■ **Task**
State the number of lines that hold the string "tests", with nothing added.

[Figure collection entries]
--------------------

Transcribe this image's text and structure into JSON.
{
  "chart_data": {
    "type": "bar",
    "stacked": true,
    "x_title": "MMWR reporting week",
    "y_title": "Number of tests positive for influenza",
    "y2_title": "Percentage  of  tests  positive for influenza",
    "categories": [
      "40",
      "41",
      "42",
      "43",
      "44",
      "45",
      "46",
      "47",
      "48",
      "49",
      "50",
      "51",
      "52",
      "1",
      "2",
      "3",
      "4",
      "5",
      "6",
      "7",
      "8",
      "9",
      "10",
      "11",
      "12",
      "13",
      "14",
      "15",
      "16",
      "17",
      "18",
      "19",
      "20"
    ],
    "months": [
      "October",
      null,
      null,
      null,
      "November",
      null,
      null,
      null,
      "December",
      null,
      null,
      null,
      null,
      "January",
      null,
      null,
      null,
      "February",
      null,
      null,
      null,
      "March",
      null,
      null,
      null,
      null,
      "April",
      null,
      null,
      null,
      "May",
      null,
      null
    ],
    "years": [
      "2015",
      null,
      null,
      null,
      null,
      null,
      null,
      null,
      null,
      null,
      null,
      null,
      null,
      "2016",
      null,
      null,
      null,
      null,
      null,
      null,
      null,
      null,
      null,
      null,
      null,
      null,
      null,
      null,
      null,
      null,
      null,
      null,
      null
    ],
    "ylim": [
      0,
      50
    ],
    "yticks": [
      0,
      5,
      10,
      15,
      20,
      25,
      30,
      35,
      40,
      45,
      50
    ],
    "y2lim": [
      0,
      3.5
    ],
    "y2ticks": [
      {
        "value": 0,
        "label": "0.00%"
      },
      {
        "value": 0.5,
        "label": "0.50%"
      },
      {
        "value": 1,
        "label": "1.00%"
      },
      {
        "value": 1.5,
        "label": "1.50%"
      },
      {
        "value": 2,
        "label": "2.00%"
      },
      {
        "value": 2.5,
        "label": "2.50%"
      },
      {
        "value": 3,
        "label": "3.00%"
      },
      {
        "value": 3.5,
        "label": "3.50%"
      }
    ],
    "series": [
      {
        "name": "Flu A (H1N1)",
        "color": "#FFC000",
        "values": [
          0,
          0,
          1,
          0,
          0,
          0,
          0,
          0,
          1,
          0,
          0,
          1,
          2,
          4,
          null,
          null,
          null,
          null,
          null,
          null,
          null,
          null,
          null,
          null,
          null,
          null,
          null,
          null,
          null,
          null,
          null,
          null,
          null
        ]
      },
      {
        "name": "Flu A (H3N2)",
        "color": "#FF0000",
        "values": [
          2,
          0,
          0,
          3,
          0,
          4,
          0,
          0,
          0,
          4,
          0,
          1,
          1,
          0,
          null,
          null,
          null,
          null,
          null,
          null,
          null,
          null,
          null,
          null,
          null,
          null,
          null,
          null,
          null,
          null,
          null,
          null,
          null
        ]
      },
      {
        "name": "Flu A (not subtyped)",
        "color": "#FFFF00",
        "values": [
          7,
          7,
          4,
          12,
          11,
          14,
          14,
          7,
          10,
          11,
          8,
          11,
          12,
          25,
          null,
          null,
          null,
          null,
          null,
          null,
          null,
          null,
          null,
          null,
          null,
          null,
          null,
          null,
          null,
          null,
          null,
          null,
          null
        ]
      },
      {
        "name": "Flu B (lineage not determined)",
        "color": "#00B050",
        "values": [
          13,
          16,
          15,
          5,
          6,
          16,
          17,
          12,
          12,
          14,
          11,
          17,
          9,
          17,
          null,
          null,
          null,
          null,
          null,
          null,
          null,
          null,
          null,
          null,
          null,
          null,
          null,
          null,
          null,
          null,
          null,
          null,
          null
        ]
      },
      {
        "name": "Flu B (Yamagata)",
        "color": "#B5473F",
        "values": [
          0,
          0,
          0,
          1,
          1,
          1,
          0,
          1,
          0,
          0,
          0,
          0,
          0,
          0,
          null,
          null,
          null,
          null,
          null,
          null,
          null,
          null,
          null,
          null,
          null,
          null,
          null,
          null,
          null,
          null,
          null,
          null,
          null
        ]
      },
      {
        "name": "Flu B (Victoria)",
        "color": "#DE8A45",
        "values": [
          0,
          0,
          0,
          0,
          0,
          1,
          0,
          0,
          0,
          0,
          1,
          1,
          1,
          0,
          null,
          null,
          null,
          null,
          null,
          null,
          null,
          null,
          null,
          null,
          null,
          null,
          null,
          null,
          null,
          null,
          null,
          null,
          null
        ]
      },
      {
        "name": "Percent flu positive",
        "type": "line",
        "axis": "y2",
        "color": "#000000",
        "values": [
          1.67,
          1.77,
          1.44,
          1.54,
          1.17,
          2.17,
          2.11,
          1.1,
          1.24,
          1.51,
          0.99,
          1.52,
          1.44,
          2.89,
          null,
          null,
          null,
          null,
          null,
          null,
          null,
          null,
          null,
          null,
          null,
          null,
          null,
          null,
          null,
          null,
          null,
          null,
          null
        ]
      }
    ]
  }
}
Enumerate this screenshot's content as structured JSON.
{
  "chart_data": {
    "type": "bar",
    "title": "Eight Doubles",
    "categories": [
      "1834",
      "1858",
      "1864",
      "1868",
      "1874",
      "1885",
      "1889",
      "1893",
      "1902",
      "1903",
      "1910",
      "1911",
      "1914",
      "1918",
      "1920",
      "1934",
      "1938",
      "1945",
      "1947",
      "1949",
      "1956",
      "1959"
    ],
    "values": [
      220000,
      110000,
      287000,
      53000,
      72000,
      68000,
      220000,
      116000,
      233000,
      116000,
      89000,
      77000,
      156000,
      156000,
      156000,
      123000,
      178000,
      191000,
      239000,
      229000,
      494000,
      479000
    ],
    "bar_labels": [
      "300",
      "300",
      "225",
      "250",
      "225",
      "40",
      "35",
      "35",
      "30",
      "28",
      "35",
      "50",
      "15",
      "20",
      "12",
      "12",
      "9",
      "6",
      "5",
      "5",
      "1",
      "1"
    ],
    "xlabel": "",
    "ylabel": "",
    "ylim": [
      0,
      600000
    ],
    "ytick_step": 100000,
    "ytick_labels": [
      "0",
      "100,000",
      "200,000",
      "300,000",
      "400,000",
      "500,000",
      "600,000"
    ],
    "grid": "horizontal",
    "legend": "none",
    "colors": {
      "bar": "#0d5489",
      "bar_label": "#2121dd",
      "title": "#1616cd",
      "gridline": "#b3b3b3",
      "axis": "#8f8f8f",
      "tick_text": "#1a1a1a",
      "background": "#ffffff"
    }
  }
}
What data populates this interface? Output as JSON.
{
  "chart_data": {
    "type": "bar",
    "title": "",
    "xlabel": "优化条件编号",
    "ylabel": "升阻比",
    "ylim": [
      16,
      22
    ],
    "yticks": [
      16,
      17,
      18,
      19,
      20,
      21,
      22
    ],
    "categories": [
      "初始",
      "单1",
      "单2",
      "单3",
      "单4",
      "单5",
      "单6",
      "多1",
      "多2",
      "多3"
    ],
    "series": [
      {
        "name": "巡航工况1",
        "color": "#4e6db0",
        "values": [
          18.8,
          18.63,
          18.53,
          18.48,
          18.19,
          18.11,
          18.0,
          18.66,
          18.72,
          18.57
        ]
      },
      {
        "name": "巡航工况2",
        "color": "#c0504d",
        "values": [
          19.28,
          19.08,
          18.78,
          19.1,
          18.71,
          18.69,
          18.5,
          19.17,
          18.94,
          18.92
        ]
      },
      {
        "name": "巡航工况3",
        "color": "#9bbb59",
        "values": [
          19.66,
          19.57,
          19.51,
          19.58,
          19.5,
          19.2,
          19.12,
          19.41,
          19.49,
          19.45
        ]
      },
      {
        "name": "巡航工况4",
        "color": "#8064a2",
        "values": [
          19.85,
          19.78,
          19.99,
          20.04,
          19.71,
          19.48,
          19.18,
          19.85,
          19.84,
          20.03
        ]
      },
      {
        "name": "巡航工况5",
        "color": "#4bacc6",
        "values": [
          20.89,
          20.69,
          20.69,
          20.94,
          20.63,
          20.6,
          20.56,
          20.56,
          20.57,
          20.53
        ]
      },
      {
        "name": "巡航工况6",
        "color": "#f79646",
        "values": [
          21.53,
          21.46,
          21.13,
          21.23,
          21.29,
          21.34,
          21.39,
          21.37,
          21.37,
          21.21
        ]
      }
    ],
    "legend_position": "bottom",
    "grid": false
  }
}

--------------------

■ **Answer to this problem**
2